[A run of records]
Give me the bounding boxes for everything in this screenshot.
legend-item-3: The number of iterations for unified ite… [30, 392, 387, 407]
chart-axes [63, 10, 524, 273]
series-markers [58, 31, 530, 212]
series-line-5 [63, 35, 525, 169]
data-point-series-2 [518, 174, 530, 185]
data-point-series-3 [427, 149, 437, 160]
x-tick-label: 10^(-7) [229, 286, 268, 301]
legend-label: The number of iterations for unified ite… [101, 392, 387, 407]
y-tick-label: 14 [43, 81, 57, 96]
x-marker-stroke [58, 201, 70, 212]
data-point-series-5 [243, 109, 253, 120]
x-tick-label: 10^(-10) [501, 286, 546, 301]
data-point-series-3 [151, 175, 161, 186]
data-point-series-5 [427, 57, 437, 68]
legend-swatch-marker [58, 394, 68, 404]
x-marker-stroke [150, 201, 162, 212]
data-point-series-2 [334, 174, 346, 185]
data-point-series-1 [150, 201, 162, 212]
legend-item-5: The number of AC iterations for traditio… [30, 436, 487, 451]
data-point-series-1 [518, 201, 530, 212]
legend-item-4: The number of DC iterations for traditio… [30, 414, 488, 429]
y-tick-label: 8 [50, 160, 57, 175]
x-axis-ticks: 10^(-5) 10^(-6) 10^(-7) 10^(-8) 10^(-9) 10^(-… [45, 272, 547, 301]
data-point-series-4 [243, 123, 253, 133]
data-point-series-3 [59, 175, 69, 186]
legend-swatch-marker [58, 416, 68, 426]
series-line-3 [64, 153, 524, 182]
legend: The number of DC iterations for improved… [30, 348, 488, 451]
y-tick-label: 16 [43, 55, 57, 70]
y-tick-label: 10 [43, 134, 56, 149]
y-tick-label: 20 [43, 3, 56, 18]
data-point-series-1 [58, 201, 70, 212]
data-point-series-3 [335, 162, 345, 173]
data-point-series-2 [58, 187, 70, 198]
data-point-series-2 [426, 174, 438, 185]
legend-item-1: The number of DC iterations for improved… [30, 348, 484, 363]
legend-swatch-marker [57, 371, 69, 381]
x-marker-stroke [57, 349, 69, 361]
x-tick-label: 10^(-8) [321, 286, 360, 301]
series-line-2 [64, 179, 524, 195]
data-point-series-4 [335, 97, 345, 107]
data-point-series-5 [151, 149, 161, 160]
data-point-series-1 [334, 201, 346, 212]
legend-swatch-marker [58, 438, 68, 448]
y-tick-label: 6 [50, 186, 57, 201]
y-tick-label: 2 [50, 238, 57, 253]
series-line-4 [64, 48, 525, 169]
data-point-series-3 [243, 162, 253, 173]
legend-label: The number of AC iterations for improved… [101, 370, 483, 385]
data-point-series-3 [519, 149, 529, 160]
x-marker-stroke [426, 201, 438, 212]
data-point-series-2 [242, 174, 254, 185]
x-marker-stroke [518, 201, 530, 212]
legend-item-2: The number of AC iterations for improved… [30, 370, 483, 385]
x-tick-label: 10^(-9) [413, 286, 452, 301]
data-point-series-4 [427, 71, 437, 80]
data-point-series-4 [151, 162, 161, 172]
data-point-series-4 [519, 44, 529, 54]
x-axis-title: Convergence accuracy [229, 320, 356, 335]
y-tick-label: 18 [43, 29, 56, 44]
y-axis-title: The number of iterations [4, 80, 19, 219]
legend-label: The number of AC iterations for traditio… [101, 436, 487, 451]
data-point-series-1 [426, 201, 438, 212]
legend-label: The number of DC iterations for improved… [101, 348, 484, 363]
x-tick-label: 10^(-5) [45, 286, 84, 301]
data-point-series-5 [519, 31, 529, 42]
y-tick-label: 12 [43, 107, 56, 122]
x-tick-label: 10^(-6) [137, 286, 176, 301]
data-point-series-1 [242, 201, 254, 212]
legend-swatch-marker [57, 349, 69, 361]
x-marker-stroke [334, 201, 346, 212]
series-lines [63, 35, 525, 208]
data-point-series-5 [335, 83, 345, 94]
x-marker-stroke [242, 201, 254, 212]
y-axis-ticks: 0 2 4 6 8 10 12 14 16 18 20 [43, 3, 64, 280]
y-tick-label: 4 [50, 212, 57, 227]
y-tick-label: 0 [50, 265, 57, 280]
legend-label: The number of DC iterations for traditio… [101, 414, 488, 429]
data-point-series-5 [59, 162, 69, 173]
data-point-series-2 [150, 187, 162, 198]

● **WORK TO BE COMPLETED**
Copy every line of the records above verbatim.

● **SOLUTION FOR THIS TASK**
Give me the bounding boxes for everything in this screenshot.
legend-item-3: The number of iterations for unified ite… [30, 392, 387, 407]
chart-axes [63, 10, 524, 273]
series-markers [58, 31, 530, 212]
series-line-5 [63, 35, 525, 169]
data-point-series-2 [518, 174, 530, 185]
data-point-series-3 [427, 149, 437, 160]
x-tick-label: 10^(-7) [229, 286, 268, 301]
legend-label: The number of iterations for unified ite… [101, 392, 387, 407]
y-tick-label: 14 [43, 81, 57, 96]
x-marker-stroke [58, 201, 70, 212]
data-point-series-5 [243, 109, 253, 120]
x-tick-label: 10^(-10) [501, 286, 546, 301]
data-point-series-3 [151, 175, 161, 186]
data-point-series-5 [427, 57, 437, 68]
legend-swatch-marker [58, 394, 68, 404]
x-marker-stroke [150, 201, 162, 212]
data-point-series-2 [334, 174, 346, 185]
data-point-series-1 [150, 201, 162, 212]
legend-item-5: The number of AC iterations for traditio… [30, 436, 487, 451]
data-point-series-1 [518, 201, 530, 212]
legend-item-4: The number of DC iterations for traditio… [30, 414, 488, 429]
y-tick-label: 8 [50, 160, 57, 175]
x-axis-ticks: 10^(-5) 10^(-6) 10^(-7) 10^(-8) 10^(-9) 10^(-… [45, 272, 547, 301]
data-point-series-4 [243, 123, 253, 133]
data-point-series-3 [59, 175, 69, 186]
legend-swatch-marker [58, 416, 68, 426]
series-line-3 [64, 153, 524, 182]
legend: The number of DC iterations for improved… [30, 348, 488, 451]
y-tick-label: 16 [43, 55, 57, 70]
y-tick-label: 10 [43, 134, 56, 149]
y-tick-label: 20 [43, 3, 56, 18]
data-point-series-1 [58, 201, 70, 212]
data-point-series-3 [335, 162, 345, 173]
data-point-series-2 [58, 187, 70, 198]
data-point-series-2 [426, 174, 438, 185]
legend-item-1: The number of DC iterations for improved… [30, 348, 484, 363]
legend-swatch-marker [57, 371, 69, 381]
x-marker-stroke [57, 349, 69, 361]
x-tick-label: 10^(-8) [321, 286, 360, 301]
series-line-2 [64, 179, 524, 195]
data-point-series-4 [335, 97, 345, 107]
data-point-series-5 [151, 149, 161, 160]
data-point-series-1 [334, 201, 346, 212]
legend-swatch-marker [58, 438, 68, 448]
y-tick-label: 6 [50, 186, 57, 201]
y-tick-label: 2 [50, 238, 57, 253]
series-line-4 [64, 48, 525, 169]
data-point-series-3 [243, 162, 253, 173]
legend-label: The number of AC iterations for improved… [101, 370, 483, 385]
data-point-series-3 [519, 149, 529, 160]
x-marker-stroke [426, 201, 438, 212]
data-point-series-2 [242, 174, 254, 185]
x-marker-stroke [518, 201, 530, 212]
legend-item-2: The number of AC iterations for improved… [30, 370, 483, 385]
x-tick-label: 10^(-9) [413, 286, 452, 301]
data-point-series-4 [427, 71, 437, 80]
data-point-series-4 [151, 162, 161, 172]
data-point-series-4 [519, 44, 529, 54]
x-axis-title: Convergence accuracy [229, 320, 356, 335]
y-tick-label: 18 [43, 29, 56, 44]
y-axis-title: The number of iterations [4, 80, 19, 219]
legend-label: The number of AC iterations for traditio… [101, 436, 487, 451]
data-point-series-1 [426, 201, 438, 212]
legend-label: The number of DC iterations for improved… [101, 348, 484, 363]
x-tick-label: 10^(-5) [45, 286, 84, 301]
data-point-series-5 [519, 31, 529, 42]
y-tick-label: 12 [43, 107, 56, 122]
x-tick-label: 10^(-6) [137, 286, 176, 301]
data-point-series-1 [242, 201, 254, 212]
legend-swatch-marker [57, 349, 69, 361]
x-marker-stroke [334, 201, 346, 212]
series-lines [63, 35, 525, 208]
data-point-series-5 [335, 83, 345, 94]
x-marker-stroke [242, 201, 254, 212]
y-axis-ticks: 0 2 4 6 8 10 12 14 16 18 20 [43, 3, 64, 280]
y-tick-label: 4 [50, 212, 57, 227]
y-tick-label: 0 [50, 265, 57, 280]
legend-label: The number of DC iterations for traditio… [101, 414, 488, 429]
data-point-series-5 [59, 162, 69, 173]
data-point-series-2 [150, 187, 162, 198]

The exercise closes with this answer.